Stated goal =>
Below are entries. Pull out all lines containing "cache".

— START Records for processing —

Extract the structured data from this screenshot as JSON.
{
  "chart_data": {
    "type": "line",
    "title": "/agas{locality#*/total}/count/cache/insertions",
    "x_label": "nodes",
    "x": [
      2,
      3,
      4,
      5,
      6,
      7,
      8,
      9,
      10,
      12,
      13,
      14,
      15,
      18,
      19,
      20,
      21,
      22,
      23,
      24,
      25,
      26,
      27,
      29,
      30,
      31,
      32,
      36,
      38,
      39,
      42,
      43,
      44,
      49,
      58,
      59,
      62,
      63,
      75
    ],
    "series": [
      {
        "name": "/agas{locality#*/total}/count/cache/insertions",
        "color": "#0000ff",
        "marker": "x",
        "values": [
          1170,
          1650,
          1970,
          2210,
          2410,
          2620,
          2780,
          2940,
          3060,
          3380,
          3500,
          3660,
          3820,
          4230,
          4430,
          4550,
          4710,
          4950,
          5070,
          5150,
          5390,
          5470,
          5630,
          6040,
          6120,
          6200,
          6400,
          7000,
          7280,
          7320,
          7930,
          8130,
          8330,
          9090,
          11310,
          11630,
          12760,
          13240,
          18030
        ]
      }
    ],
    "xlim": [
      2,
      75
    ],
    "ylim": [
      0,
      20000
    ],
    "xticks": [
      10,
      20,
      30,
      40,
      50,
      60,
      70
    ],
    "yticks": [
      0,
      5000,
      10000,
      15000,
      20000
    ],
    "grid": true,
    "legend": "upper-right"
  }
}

— END Records for processing —

Solution to this exercise =>
    "title": "/agas{locality#*/total}/count/cache/insertions",
        "name": "/agas{locality#*/total}/count/cache/insertions",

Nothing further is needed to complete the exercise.